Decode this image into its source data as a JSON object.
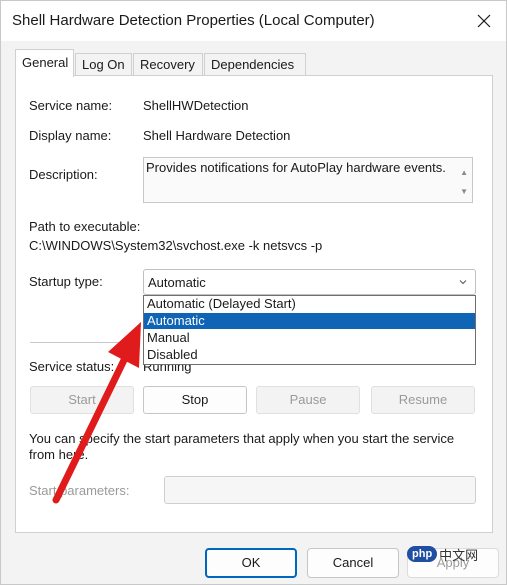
{
  "window": {
    "title": "Shell Hardware Detection Properties (Local Computer)",
    "close_icon": "close-icon"
  },
  "tabs": [
    {
      "label": "General",
      "active": true
    },
    {
      "label": "Log On",
      "active": false
    },
    {
      "label": "Recovery",
      "active": false
    },
    {
      "label": "Dependencies",
      "active": false
    }
  ],
  "general": {
    "service_name_label": "Service name:",
    "service_name_value": "ShellHWDetection",
    "display_name_label": "Display name:",
    "display_name_value": "Shell Hardware Detection",
    "description_label": "Description:",
    "description_value": "Provides notifications for AutoPlay hardware events.",
    "path_label": "Path to executable:",
    "path_value": "C:\\WINDOWS\\System32\\svchost.exe -k netsvcs -p",
    "startup_type_label": "Startup type:",
    "startup_type_value": "Automatic",
    "startup_options": [
      "Automatic (Delayed Start)",
      "Automatic",
      "Manual",
      "Disabled"
    ],
    "startup_selected_option": "Automatic",
    "service_status_label": "Service status:",
    "service_status_value": "Running",
    "buttons": {
      "start": "Start",
      "stop": "Stop",
      "pause": "Pause",
      "resume": "Resume"
    },
    "hint_text_line1": "You can specify the start parameters that apply when you start the service",
    "hint_text_line2": "from here.",
    "start_params_label": "Start parameters:",
    "start_params_value": ""
  },
  "footer": {
    "ok": "OK",
    "cancel": "Cancel",
    "apply": "Apply"
  },
  "watermark": {
    "badge": "php",
    "text": "中文网"
  },
  "colors": {
    "selection": "#0f64b5",
    "arrow": "#e01b1b",
    "primary_border": "#0067c0"
  }
}
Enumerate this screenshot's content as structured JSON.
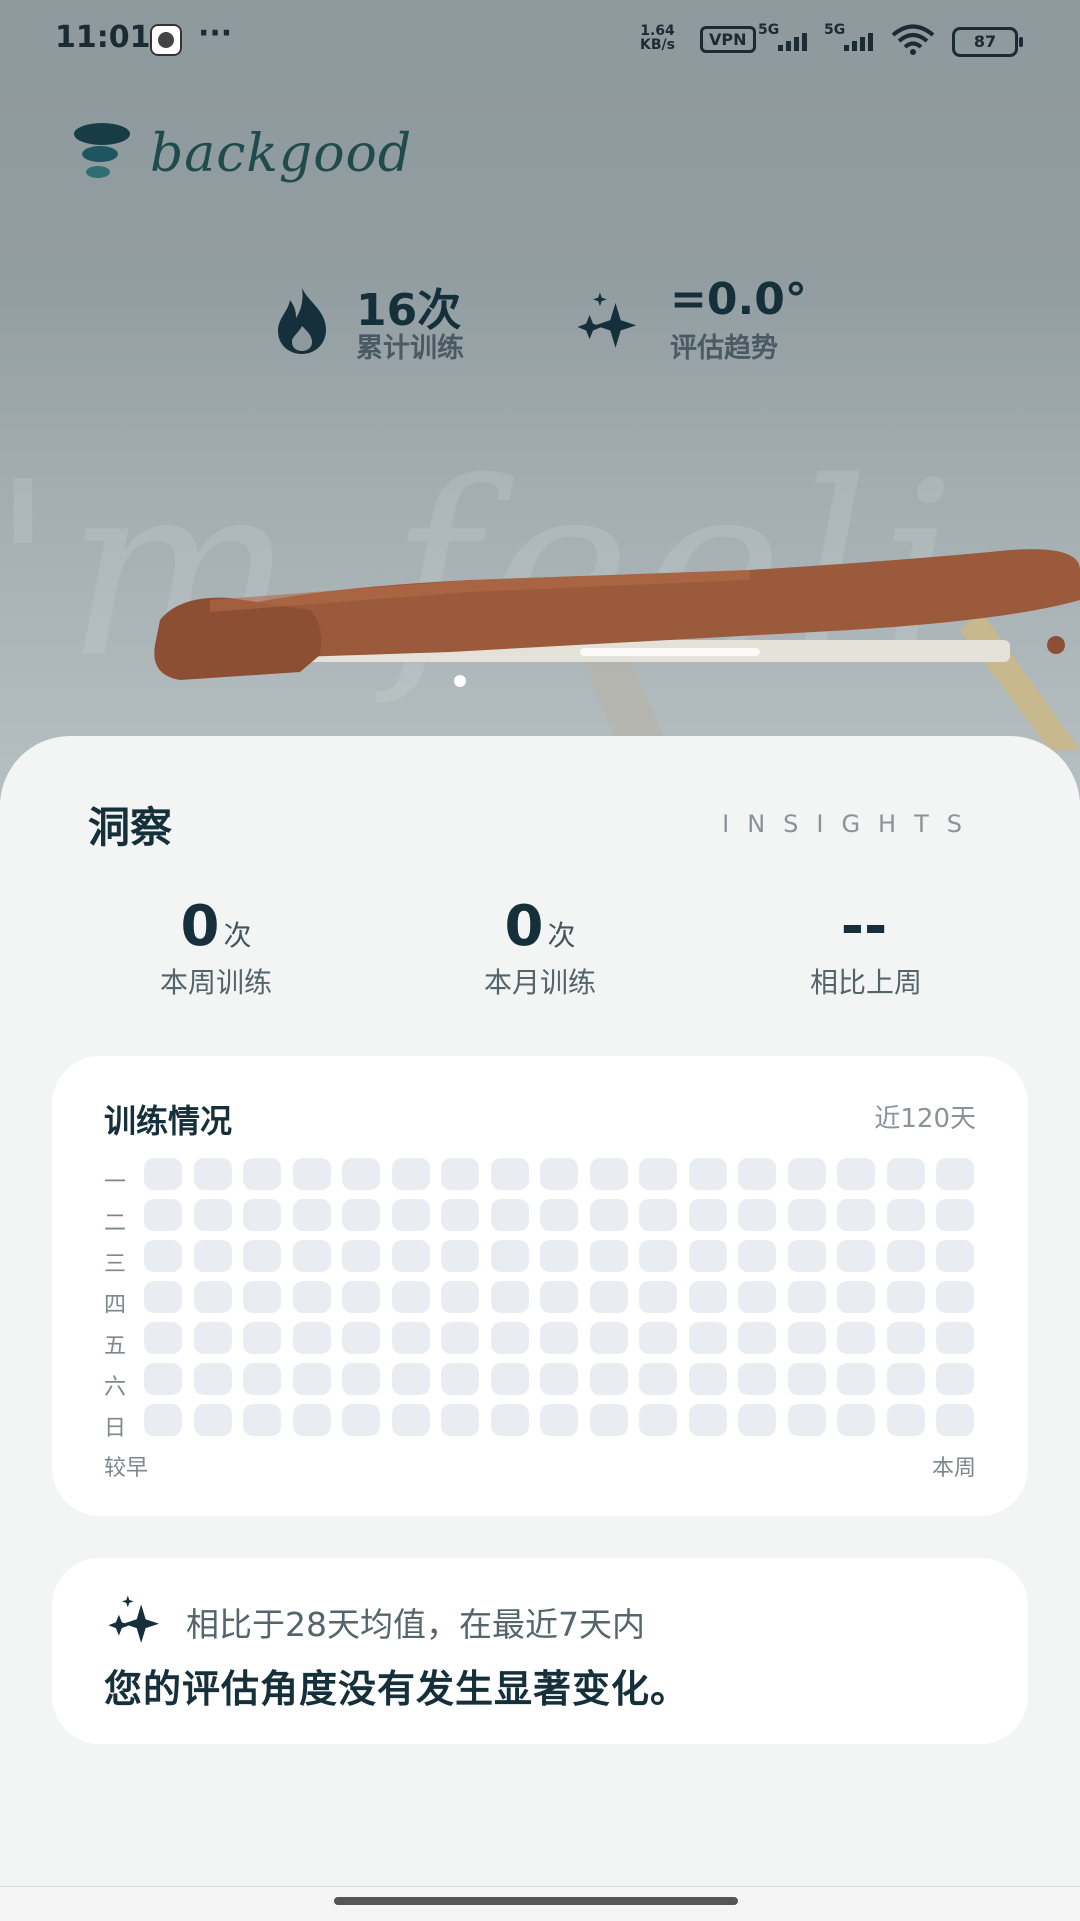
{
  "status_bar": {
    "time": "11:01",
    "more": "···",
    "net_speed_top": "1.64",
    "net_speed_bottom": "KB/s",
    "vpn": "VPN",
    "sim1": "5G",
    "sim2": "5G",
    "battery": "87"
  },
  "brand": {
    "name": "backgood"
  },
  "stats": {
    "total": {
      "value": "16次",
      "label": "累计训练",
      "icon": "flame-icon"
    },
    "trend": {
      "value": "=0.0°",
      "label": "评估趋势",
      "icon": "sparkle-icon"
    }
  },
  "insights": {
    "title": "洞察",
    "subtitle": "INSIGHTS",
    "metrics": [
      {
        "value": "0",
        "unit": "次",
        "label": "本周训练"
      },
      {
        "value": "0",
        "unit": "次",
        "label": "本月训练"
      },
      {
        "value": "--",
        "unit": "",
        "label": "相比上周"
      }
    ]
  },
  "training": {
    "title": "训练情况",
    "range": "近120天",
    "days": [
      "一",
      "二",
      "三",
      "四",
      "五",
      "六",
      "日"
    ],
    "columns": 17,
    "footer_left": "较早",
    "footer_right": "本周",
    "cell_color": "#e9edf1"
  },
  "summary": {
    "icon": "sparkle-icon",
    "line1": "相比于28天均值，在最近7天内",
    "line2": "您的评估角度没有发生显著变化。"
  },
  "colors": {
    "accent": "#15303a",
    "brand": "#1f4b4d",
    "bench": "#9b5a3c"
  }
}
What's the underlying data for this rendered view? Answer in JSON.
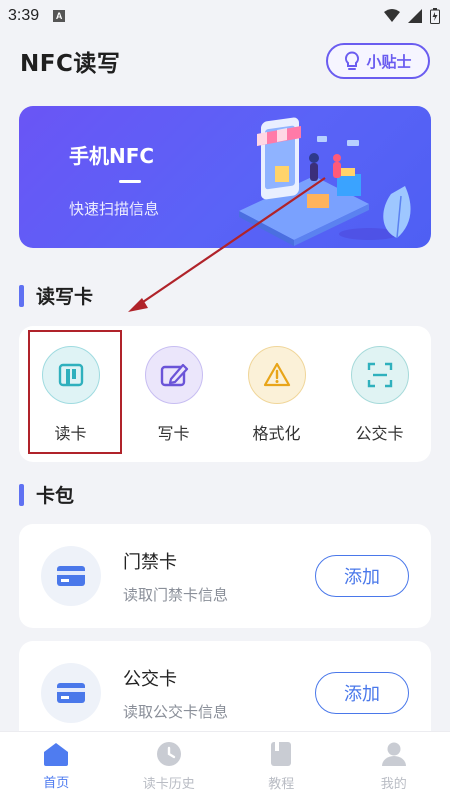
{
  "status_bar": {
    "time": "3:39",
    "badge": "A"
  },
  "header": {
    "title": "NFC读写",
    "tips_label": "小贴士"
  },
  "banner": {
    "title": "手机NFC",
    "subtitle": "快速扫描信息"
  },
  "sections": {
    "read_write": "读写卡",
    "wallet": "卡包"
  },
  "tools": [
    {
      "label": "读卡",
      "icon": "read-card-icon",
      "color": "#dff3f5"
    },
    {
      "label": "写卡",
      "icon": "write-card-icon",
      "color": "#ebe6fb"
    },
    {
      "label": "格式化",
      "icon": "warning-icon",
      "color": "#fbf1d8"
    },
    {
      "label": "公交卡",
      "icon": "scan-icon",
      "color": "#e0f3f3"
    }
  ],
  "wallet": [
    {
      "name": "门禁卡",
      "desc": "读取门禁卡信息",
      "button": "添加"
    },
    {
      "name": "公交卡",
      "desc": "读取公交卡信息",
      "button": "添加"
    }
  ],
  "nav": [
    {
      "label": "首页",
      "icon": "home-icon",
      "active": true
    },
    {
      "label": "读卡历史",
      "icon": "history-icon",
      "active": false
    },
    {
      "label": "教程",
      "icon": "book-icon",
      "active": false
    },
    {
      "label": "我的",
      "icon": "profile-icon",
      "active": false
    }
  ],
  "colors": {
    "accent": "#5f71f2",
    "primary_button": "#4a78ea",
    "annotation": "#b0232a"
  }
}
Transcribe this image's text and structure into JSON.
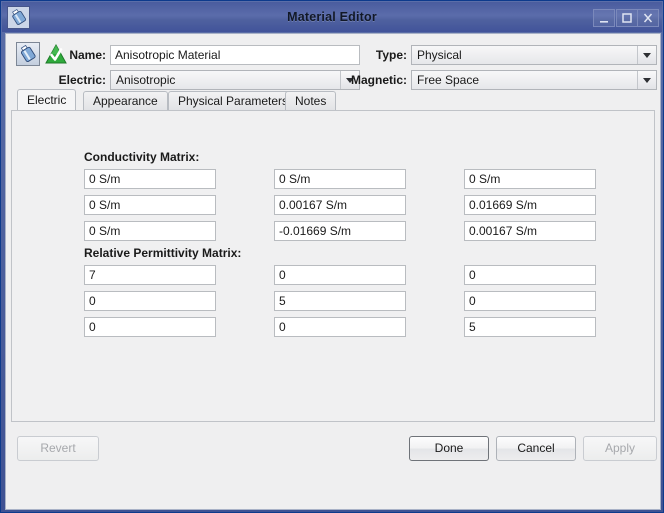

# # # # #

Stated task: Give back the whole listing as it stands, minus its pictures.

Correct output:
Decode this image into its source data as a JSON object.
{
  "window": {
    "title": "Shell Hardware Detection Properties (Local Computer)",
    "close_icon": "close-icon"
  },
  "tabs": [
    {
      "label": "General",
      "active": true
    },
    {
      "label": "Log On",
      "active": false
    },
    {
      "label": "Recovery",
      "active": false
    },
    {
      "label": "Dependencies",
      "active": false
    }
  ],
  "general": {
    "service_name_label": "Service name:",
    "service_name_value": "ShellHWDetection",
    "display_name_label": "Display name:",
    "display_name_value": "Shell Hardware Detection",
    "description_label": "Description:",
    "description_value": "Provides notifications for AutoPlay hardware events.",
    "path_label": "Path to executable:",
    "path_value": "C:\\WINDOWS\\System32\\svchost.exe -k netsvcs -p",
    "startup_type_label": "Startup type:",
    "startup_type_value": "Automatic",
    "startup_options": [
      "Automatic (Delayed Start)",
      "Automatic",
      "Manual",
      "Disabled"
    ],
    "startup_selected_option": "Automatic",
    "service_status_label": "Service status:",
    "service_status_value": "Running",
    "buttons": {
      "start": "Start",
      "stop": "Stop",
      "pause": "Pause",
      "resume": "Resume"
    },
    "hint_text_line1": "You can specify the start parameters that apply when you start the service",
    "hint_text_line2": "from here.",
    "start_params_label": "Start parameters:",
    "start_params_value": ""
  },
  "footer": {
    "ok": "OK",
    "cancel": "Cancel",
    "apply": "Apply"
  },
  "watermark": {
    "badge": "php",
    "text": "中文网"
  },
  "colors": {
    "selection": "#0f64b5",
    "arrow": "#e01b1b",
    "primary_border": "#0067c0"
  }
}
Enumerate this screenshot's content as structured JSON.
{
  "status_bar": {
    "time": "11:01",
    "more": "···",
    "net_speed_top": "1.64",
    "net_speed_bottom": "KB/s",
    "vpn": "VPN",
    "sim1": "5G",
    "sim2": "5G",
    "battery": "87"
  },
  "brand": {
    "name": "backgood"
  },
  "stats": {
    "total": {
      "value": "16次",
      "label": "累计训练",
      "icon": "flame-icon"
    },
    "trend": {
      "value": "=0.0°",
      "label": "评估趋势",
      "icon": "sparkle-icon"
    }
  },
  "insights": {
    "title": "洞察",
    "subtitle": "INSIGHTS",
    "metrics": [
      {
        "value": "0",
        "unit": "次",
        "label": "本周训练"
      },
      {
        "value": "0",
        "unit": "次",
        "label": "本月训练"
      },
      {
        "value": "--",
        "unit": "",
        "label": "相比上周"
      }
    ]
  },
  "training": {
    "title": "训练情况",
    "range": "近120天",
    "days": [
      "一",
      "二",
      "三",
      "四",
      "五",
      "六",
      "日"
    ],
    "columns": 17,
    "footer_left": "较早",
    "footer_right": "本周",
    "cell_color": "#e9edf1"
  },
  "summary": {
    "icon": "sparkle-icon",
    "line1": "相比于28天均值，在最近7天内",
    "line2": "您的评估角度没有发生显著变化。"
  },
  "colors": {
    "accent": "#15303a",
    "brand": "#1f4b4d",
    "bench": "#9b5a3c"
  }
}
What's the underlying data for this rendered view? Answer in JSON.
{
  "status_bar": {
    "time": "3:39",
    "badge": "A"
  },
  "header": {
    "title": "NFC读写",
    "tips_label": "小贴士"
  },
  "banner": {
    "title": "手机NFC",
    "subtitle": "快速扫描信息"
  },
  "sections": {
    "read_write": "读写卡",
    "wallet": "卡包"
  },
  "tools": [
    {
      "label": "读卡",
      "icon": "read-card-icon",
      "color": "#dff3f5"
    },
    {
      "label": "写卡",
      "icon": "write-card-icon",
      "color": "#ebe6fb"
    },
    {
      "label": "格式化",
      "icon": "warning-icon",
      "color": "#fbf1d8"
    },
    {
      "label": "公交卡",
      "icon": "scan-icon",
      "color": "#e0f3f3"
    }
  ],
  "wallet": [
    {
      "name": "门禁卡",
      "desc": "读取门禁卡信息",
      "button": "添加"
    },
    {
      "name": "公交卡",
      "desc": "读取公交卡信息",
      "button": "添加"
    }
  ],
  "nav": [
    {
      "label": "首页",
      "icon": "home-icon",
      "active": true
    },
    {
      "label": "读卡历史",
      "icon": "history-icon",
      "active": false
    },
    {
      "label": "教程",
      "icon": "book-icon",
      "active": false
    },
    {
      "label": "我的",
      "icon": "profile-icon",
      "active": false
    }
  ],
  "colors": {
    "accent": "#5f71f2",
    "primary_button": "#4a78ea",
    "annotation": "#b0232a"
  }
}
Transcribe this image's text and structure into JSON.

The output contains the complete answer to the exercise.